* WORK INSTRUCTIONS
Pictures do not belong in the copy; restate the records below word for word.
------ MATERIAL SUPPLIED
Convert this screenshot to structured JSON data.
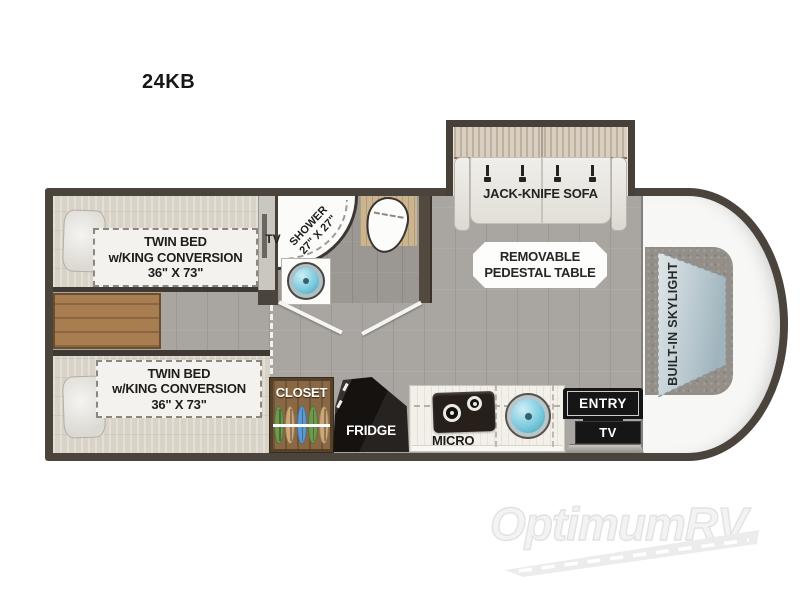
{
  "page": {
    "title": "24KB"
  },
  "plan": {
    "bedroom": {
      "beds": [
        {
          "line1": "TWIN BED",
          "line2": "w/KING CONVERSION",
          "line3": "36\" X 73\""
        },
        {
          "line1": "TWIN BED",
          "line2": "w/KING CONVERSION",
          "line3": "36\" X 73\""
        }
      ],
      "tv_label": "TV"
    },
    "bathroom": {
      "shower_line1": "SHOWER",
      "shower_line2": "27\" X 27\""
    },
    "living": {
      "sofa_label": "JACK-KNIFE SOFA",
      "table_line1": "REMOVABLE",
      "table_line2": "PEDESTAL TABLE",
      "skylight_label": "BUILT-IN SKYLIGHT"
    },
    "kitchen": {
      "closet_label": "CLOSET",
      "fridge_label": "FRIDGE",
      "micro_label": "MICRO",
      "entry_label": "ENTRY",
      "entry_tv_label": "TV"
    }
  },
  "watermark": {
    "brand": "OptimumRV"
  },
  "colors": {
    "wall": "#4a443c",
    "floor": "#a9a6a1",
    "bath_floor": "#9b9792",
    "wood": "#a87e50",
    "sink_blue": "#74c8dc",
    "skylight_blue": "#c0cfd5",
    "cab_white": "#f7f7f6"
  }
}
------------
* SOLUTION
Convert this screenshot to structured JSON data.
{
  "page": {
    "title": "24KB"
  },
  "plan": {
    "bedroom": {
      "beds": [
        {
          "line1": "TWIN BED",
          "line2": "w/KING CONVERSION",
          "line3": "36\" X 73\""
        },
        {
          "line1": "TWIN BED",
          "line2": "w/KING CONVERSION",
          "line3": "36\" X 73\""
        }
      ],
      "tv_label": "TV"
    },
    "bathroom": {
      "shower_line1": "SHOWER",
      "shower_line2": "27\" X 27\""
    },
    "living": {
      "sofa_label": "JACK-KNIFE SOFA",
      "table_line1": "REMOVABLE",
      "table_line2": "PEDESTAL TABLE",
      "skylight_label": "BUILT-IN SKYLIGHT"
    },
    "kitchen": {
      "closet_label": "CLOSET",
      "fridge_label": "FRIDGE",
      "micro_label": "MICRO",
      "entry_label": "ENTRY",
      "entry_tv_label": "TV"
    }
  },
  "watermark": {
    "brand": "OptimumRV"
  },
  "colors": {
    "wall": "#4a443c",
    "floor": "#a9a6a1",
    "bath_floor": "#9b9792",
    "wood": "#a87e50",
    "sink_blue": "#74c8dc",
    "skylight_blue": "#c0cfd5",
    "cab_white": "#f7f7f6"
  }
}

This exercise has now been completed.